[Belge Metni]
▼▼▼
Kanuni'nin türbesi gün yüzüne çıkarılıyor

Kanuni'nin türbesi gün yüzüne çıkarılıyor

TİKA'nın desteğiyle başlayan kazı çalışmalarını yürüten ekibin başkanı ODTÜ Mimarlık Tarihi Bölümü Öğretim Üyesi Prof. Dr. Peker:- "Bu çalışma ile Balkanlardaki Osmanlı varlığının Macaristan'a kadar uzandığını ortaya çıkarıyoruz. Macaristan'daki Osmanlı v

ZİGETVAR (AA) - MEHMET YILMAZ - Kanuni Sultan Süleyman'ın iç organlarının da defnedildiği Zigetvar'daki Osmanlı yerleşkesi, Türk İşbirliği ve Koordinasyon Ajansı (TİKA) tarafından gün yüzüne çıkarılıyor.

Kazı çalışmalarını yürüten Türk ekibin başındaki ODTÜ Mimarlık Tarihi Bölümü Öğretim Üyesi Prof. Dr. Ali Uzay Peker, Macaristan'ın Zigetvar kentindeki Szölöhegy (Üzüm Tepesi) bölgesinde, Türk ve Macar bilim insanlarının ortak çalışmasıyla keşfedilen, Kanuni Sultan Süleyman'ın iç organlarının da defnedildiği ve Macaristan'da ilk olma özelliği taşıyan Osmanlı dönemi yerleşkesine dair çalışmalar hakkında AA muhabirine açıklamalarda bulundu.

Zigetvar'da devam eden çalışmaların TİKA'nın 2012 yılında Macaristan'ın Pecs Üniversitesi'ne verdiği destek neticesinde başladığını belirten Peker, Kanuni Sultan Süleyman'ın iç organlarının defnedildiği türbenin bulunması için çalışmaların öncelikle aynı bölgede bulunan Türbek kilisesi civarına yoğunlaştığını ama orada herhangi bir sonuç alınamaması üzerine Üzüm Tepesi denilen araziye yöneldiklerini kaydetti.
▲▲▲
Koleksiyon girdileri
▼▼▼
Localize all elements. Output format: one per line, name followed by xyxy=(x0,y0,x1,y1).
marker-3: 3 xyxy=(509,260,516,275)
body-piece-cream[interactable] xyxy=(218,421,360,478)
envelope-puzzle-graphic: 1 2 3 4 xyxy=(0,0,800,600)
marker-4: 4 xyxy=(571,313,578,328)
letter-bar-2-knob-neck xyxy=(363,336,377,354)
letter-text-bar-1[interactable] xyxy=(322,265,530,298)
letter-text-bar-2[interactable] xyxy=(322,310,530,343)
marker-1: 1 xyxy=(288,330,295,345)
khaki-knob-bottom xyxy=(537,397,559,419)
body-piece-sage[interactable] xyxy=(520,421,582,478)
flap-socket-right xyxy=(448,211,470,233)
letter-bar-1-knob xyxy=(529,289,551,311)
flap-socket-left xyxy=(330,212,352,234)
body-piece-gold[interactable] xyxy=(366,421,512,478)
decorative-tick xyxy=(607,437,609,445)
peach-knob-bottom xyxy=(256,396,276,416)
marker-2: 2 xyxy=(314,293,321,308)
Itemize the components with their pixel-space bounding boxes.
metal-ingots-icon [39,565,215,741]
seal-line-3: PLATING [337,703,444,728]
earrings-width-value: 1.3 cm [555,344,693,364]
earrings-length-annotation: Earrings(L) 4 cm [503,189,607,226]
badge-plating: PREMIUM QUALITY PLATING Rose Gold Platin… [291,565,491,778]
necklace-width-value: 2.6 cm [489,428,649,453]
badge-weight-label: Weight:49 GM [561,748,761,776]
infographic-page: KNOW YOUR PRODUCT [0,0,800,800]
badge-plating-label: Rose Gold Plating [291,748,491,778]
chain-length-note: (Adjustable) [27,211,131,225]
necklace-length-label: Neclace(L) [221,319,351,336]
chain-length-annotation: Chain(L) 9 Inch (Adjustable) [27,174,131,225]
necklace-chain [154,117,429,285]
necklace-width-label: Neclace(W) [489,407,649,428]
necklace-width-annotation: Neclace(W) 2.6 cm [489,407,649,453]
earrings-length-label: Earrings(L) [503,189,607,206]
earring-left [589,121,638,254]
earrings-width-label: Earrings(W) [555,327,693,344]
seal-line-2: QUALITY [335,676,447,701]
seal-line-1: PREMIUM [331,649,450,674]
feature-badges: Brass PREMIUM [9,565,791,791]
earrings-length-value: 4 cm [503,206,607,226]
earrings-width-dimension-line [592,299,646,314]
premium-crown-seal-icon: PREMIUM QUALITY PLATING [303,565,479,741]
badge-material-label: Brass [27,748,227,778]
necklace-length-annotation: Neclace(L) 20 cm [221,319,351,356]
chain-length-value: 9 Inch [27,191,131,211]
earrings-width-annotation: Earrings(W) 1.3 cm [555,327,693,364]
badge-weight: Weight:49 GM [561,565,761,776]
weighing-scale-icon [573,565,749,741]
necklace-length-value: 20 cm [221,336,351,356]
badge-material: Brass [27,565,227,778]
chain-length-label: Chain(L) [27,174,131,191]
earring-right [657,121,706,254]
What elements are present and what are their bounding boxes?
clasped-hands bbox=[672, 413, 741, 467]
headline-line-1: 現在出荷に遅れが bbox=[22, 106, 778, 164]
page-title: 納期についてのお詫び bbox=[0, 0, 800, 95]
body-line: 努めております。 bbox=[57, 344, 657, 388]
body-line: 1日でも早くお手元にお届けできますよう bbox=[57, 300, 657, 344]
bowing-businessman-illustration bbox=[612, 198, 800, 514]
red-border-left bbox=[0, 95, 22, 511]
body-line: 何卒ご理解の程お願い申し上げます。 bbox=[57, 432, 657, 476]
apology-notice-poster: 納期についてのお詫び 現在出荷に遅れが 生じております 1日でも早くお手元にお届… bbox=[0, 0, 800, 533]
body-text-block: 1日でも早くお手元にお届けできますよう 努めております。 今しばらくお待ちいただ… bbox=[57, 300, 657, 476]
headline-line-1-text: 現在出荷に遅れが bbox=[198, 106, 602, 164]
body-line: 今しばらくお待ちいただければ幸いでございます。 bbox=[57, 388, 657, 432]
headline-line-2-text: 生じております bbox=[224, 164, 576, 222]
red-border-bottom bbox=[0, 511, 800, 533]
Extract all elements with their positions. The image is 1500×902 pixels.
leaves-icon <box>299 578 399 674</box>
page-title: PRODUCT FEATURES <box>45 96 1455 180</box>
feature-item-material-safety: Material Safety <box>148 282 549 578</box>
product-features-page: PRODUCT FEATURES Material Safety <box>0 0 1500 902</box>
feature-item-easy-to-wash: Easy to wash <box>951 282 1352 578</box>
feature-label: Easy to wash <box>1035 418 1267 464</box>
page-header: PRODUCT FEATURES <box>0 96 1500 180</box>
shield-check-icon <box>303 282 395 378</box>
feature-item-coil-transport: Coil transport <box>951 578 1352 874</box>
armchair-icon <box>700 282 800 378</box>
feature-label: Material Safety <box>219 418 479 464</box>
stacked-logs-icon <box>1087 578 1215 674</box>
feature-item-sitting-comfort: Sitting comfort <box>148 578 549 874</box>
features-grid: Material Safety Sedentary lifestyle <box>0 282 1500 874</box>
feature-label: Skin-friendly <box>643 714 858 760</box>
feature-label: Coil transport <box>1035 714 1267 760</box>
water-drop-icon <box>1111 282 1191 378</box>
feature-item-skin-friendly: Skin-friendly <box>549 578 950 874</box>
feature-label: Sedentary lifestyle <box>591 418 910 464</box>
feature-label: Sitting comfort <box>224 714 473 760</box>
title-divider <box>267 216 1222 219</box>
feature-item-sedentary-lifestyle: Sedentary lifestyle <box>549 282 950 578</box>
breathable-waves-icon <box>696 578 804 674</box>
▲▲▲
[Görev A] Türbe haberine göre Zigetvar'daki çalışmalar, TİKA'nın hangi yıl hangi üniversiteye verdiği destekle başlamıştır?
[Görev B] Türbe haberinde "ZİGETVAR (AA) - MEHMET" sözlerini içeren yerden açılıp "gün yüzüne çıkarılıyor." sözleriyle kapanan kısmı olduğu gibi çıkarın.
[Görev C] Kanuni'nin türbesine dair haberi, son cümlesinin ardından devam ettirin.
Satırlar, metinden ayrı ve bağımsız bir malzemedir.

[Beklenen Çıktı A] TİKA'nın 2012 yılında Macaristan'ın Pecs Üniversitesi'ne verdiği destekle başlamıştır.

[Beklenen Çıktı B]
ZİGETVAR (AA) - MEHMET YILMAZ - Kanuni Sultan Süleyman'ın iç organlarının da defnedildiği Zigetvar'daki Osmanlı yerleşkesi, Türk İşbirliği ve Koordinasyon Ajansı (TİKA) tarafından gün yüzüne çıkarılıyor.

[Beklenen Çıktı C]
Türbenin ortaya çıkarılması için yürütülen faaliyetlerin tamamen bilimsel olduğuna, bu konuda disiplinler arası bir araştırmanın yürütüldüğüne dikkat çeken Peker, kazı çalışmaları başlamadan önce toprağın altında ve arazide neler olduğunu öngördüklerini anlatarak, ''Arazide ve toprağın altında neler olduğu yapılan jeofizik, tarih, coğrafya, sanat tarihi ve mimarlık tarihi araştırmalarıyla çok yönlü şekilde bakılarak ortaya çıkarılabiliyor. Bu çok yönlü çalışma TİKA'nın verdiği destekle mümkün oldu.'' şeklinde konuştu.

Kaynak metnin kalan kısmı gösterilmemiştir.